* [Excerpted records]:
_ _ _ _ _ _ _

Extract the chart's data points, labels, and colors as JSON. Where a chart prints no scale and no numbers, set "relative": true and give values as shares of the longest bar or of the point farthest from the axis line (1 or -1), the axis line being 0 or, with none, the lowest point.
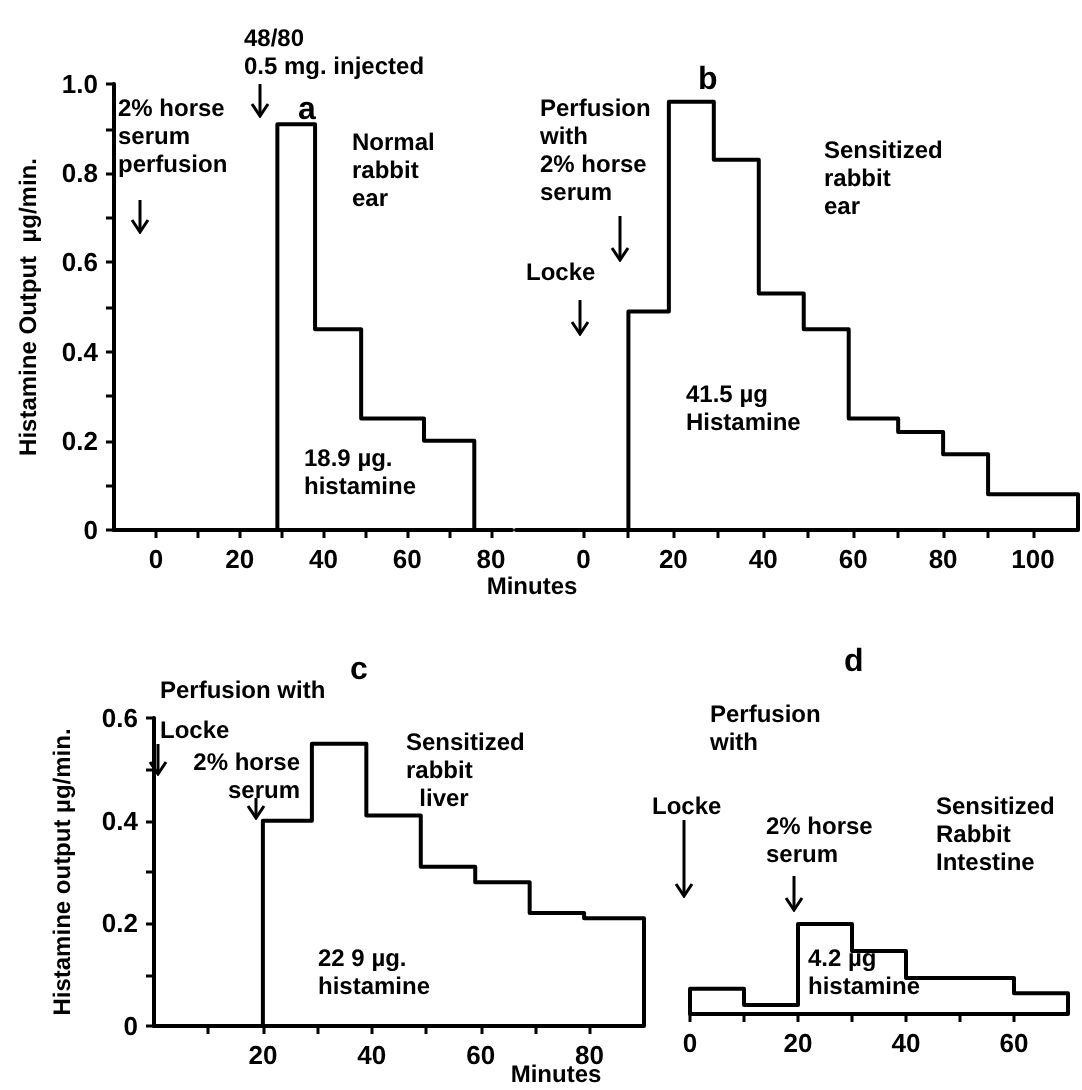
{
  "chart_data": [
    {
      "type": "step",
      "title": "a",
      "ylabel": "Histamine Output  µg/min.",
      "color": "#000000",
      "x": [
        -10,
        29,
        38,
        49,
        64,
        76
      ],
      "values": [
        0,
        0.91,
        0.45,
        0.25,
        0.2,
        0
      ],
      "xlim": [
        -10,
        85
      ],
      "ylim": [
        0,
        1
      ],
      "xticks": [
        0,
        20,
        40,
        60,
        80,
        {
          "value": 10,
          "label": null
        },
        {
          "value": 30,
          "label": null
        },
        {
          "value": 50,
          "label": null
        },
        {
          "value": 70,
          "label": null
        }
      ],
      "yticks": [
        0,
        {
          "value": 0.2,
          "label": "0.2"
        },
        {
          "value": 0.4,
          "label": "0.4"
        },
        {
          "value": 0.6,
          "label": "0.6"
        },
        {
          "value": 0.8,
          "label": "0.8"
        },
        {
          "value": 1,
          "label": "1.0"
        },
        {
          "value": 0.1,
          "label": null
        },
        {
          "value": 0.3,
          "label": null
        },
        {
          "value": 0.5,
          "label": null
        },
        {
          "value": 0.7,
          "label": null
        },
        {
          "value": 0.9,
          "label": null
        }
      ],
      "annotations": [
        "48/80\n0.5 mg. injected",
        "2% horse\nserum\nperfusion",
        "Normal\nrabbit\near",
        "18.9 µg.\nhistamine"
      ]
    },
    {
      "type": "step",
      "title": "b",
      "xlabel": "Minutes",
      "color": "#000000",
      "x": [
        -15,
        10,
        19,
        29,
        39,
        49,
        59,
        70,
        80,
        90,
        110
      ],
      "values": [
        0,
        0.49,
        0.96,
        0.83,
        0.53,
        0.45,
        0.25,
        0.22,
        0.17,
        0.08,
        0
      ],
      "xlim": [
        -15,
        110
      ],
      "ylim": [
        0,
        1
      ],
      "tick_labels": "x",
      "xticks": [
        0,
        20,
        40,
        60,
        80,
        100,
        {
          "value": 10,
          "label": null
        },
        {
          "value": 30,
          "label": null
        },
        {
          "value": 50,
          "label": null
        },
        {
          "value": 70,
          "label": null
        },
        {
          "value": 90,
          "label": null
        }
      ],
      "annotations": [
        "Perfusion\nwith\n2% horse\nserum",
        "Locke",
        "Sensitized\nrabbit\near",
        "41.5 µg\nHistamine"
      ]
    },
    {
      "type": "step",
      "title": "c",
      "xlabel": "Minutes",
      "ylabel": "Histamine output µg/min.",
      "color": "#000000",
      "x": [
        0,
        20,
        29,
        39,
        49,
        59,
        69,
        79,
        90
      ],
      "values": [
        0,
        0.4,
        0.55,
        0.41,
        0.31,
        0.28,
        0.22,
        0.21,
        0
      ],
      "xlim": [
        0,
        90
      ],
      "ylim": [
        0,
        0.6
      ],
      "xticks": [
        20,
        40,
        60,
        80,
        {
          "value": 10,
          "label": null
        },
        {
          "value": 30,
          "label": null
        },
        {
          "value": 50,
          "label": null
        },
        {
          "value": 70,
          "label": null
        }
      ],
      "yticks": [
        0,
        {
          "value": 0.2,
          "label": "0.2"
        },
        {
          "value": 0.4,
          "label": "0.4"
        },
        {
          "value": 0.6,
          "label": "0.6"
        },
        {
          "value": 0.1,
          "label": null
        },
        {
          "value": 0.3,
          "label": null
        },
        {
          "value": 0.5,
          "label": null
        }
      ],
      "annotations": [
        "Perfusion with",
        "Locke",
        "2% horse\nserum",
        "Sensitized\nrabbit\n  liver",
        "22 9 µg.\nhistamine"
      ]
    },
    {
      "type": "step",
      "title": "d",
      "relative": true,
      "color": "#000000",
      "x": [
        0,
        0,
        10,
        20,
        30,
        40,
        60,
        70
      ],
      "values": [
        0,
        0.28,
        0.1,
        1,
        0.7,
        0.4,
        0.23,
        0
      ],
      "xlim": [
        0,
        70
      ],
      "xticks": [
        0,
        20,
        40,
        60,
        {
          "value": 10,
          "label": null
        },
        {
          "value": 30,
          "label": null
        },
        {
          "value": 50,
          "label": null
        }
      ],
      "annotations": [
        "Perfusion\nwith",
        "Locke",
        "2% horse\nserum",
        "Sensitized\nRabbit\nIntestine",
        "4.2 µg\nhistamine"
      ]
    }
  ]
}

_ _ _ _ _ _ _

* [Prompt]: Identify every line above that includes the word "true", and show those lines.

* [Output]:
Extract the chart's data points, labels, and colors as JSON. Where a chart prints no scale and no numbers, set "relative": true and give values as shares of the longest bar or of the point farthest from the axis line (1 or -1), the axis line being 0 or, with none, the lowest point.
      "relative": true,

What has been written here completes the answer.